======== INFORMATION GIVEN
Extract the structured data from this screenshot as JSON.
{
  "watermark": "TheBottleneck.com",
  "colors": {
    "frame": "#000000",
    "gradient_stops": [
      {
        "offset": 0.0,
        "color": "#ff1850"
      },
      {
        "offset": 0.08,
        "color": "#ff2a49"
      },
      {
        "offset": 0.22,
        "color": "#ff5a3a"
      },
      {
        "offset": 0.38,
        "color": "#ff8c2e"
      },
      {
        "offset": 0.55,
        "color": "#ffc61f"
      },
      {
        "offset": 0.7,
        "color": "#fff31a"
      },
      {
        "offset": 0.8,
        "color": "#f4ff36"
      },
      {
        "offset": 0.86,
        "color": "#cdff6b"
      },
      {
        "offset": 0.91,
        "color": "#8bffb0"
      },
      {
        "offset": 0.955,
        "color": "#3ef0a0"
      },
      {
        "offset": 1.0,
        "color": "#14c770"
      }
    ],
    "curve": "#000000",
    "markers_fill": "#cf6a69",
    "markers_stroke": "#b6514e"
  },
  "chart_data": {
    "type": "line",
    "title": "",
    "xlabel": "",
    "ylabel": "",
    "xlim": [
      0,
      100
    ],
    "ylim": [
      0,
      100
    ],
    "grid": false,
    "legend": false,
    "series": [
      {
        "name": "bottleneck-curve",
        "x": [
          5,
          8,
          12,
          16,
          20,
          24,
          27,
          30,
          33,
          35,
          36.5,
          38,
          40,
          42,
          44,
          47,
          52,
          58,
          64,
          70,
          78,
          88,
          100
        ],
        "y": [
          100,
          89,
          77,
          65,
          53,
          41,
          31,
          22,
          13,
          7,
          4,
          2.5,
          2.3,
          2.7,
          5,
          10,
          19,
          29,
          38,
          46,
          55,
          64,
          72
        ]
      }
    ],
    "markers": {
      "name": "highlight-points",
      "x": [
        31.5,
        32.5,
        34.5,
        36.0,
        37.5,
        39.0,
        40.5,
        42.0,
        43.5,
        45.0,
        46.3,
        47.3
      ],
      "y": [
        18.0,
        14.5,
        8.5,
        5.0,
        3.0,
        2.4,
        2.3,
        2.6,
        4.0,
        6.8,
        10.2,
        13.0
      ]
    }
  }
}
================
TASK OBJECTIVE: The lines above should be duplicated exactly.

COMPLETE OUTPUT:
Extract the structured data from this screenshot as JSON.
{
  "watermark": "TheBottleneck.com",
  "colors": {
    "frame": "#000000",
    "gradient_stops": [
      {
        "offset": 0.0,
        "color": "#ff1850"
      },
      {
        "offset": 0.08,
        "color": "#ff2a49"
      },
      {
        "offset": 0.22,
        "color": "#ff5a3a"
      },
      {
        "offset": 0.38,
        "color": "#ff8c2e"
      },
      {
        "offset": 0.55,
        "color": "#ffc61f"
      },
      {
        "offset": 0.7,
        "color": "#fff31a"
      },
      {
        "offset": 0.8,
        "color": "#f4ff36"
      },
      {
        "offset": 0.86,
        "color": "#cdff6b"
      },
      {
        "offset": 0.91,
        "color": "#8bffb0"
      },
      {
        "offset": 0.955,
        "color": "#3ef0a0"
      },
      {
        "offset": 1.0,
        "color": "#14c770"
      }
    ],
    "curve": "#000000",
    "markers_fill": "#cf6a69",
    "markers_stroke": "#b6514e"
  },
  "chart_data": {
    "type": "line",
    "title": "",
    "xlabel": "",
    "ylabel": "",
    "xlim": [
      0,
      100
    ],
    "ylim": [
      0,
      100
    ],
    "grid": false,
    "legend": false,
    "series": [
      {
        "name": "bottleneck-curve",
        "x": [
          5,
          8,
          12,
          16,
          20,
          24,
          27,
          30,
          33,
          35,
          36.5,
          38,
          40,
          42,
          44,
          47,
          52,
          58,
          64,
          70,
          78,
          88,
          100
        ],
        "y": [
          100,
          89,
          77,
          65,
          53,
          41,
          31,
          22,
          13,
          7,
          4,
          2.5,
          2.3,
          2.7,
          5,
          10,
          19,
          29,
          38,
          46,
          55,
          64,
          72
        ]
      }
    ],
    "markers": {
      "name": "highlight-points",
      "x": [
        31.5,
        32.5,
        34.5,
        36.0,
        37.5,
        39.0,
        40.5,
        42.0,
        43.5,
        45.0,
        46.3,
        47.3
      ],
      "y": [
        18.0,
        14.5,
        8.5,
        5.0,
        3.0,
        2.4,
        2.3,
        2.6,
        4.0,
        6.8,
        10.2,
        13.0
      ]
    }
  }
}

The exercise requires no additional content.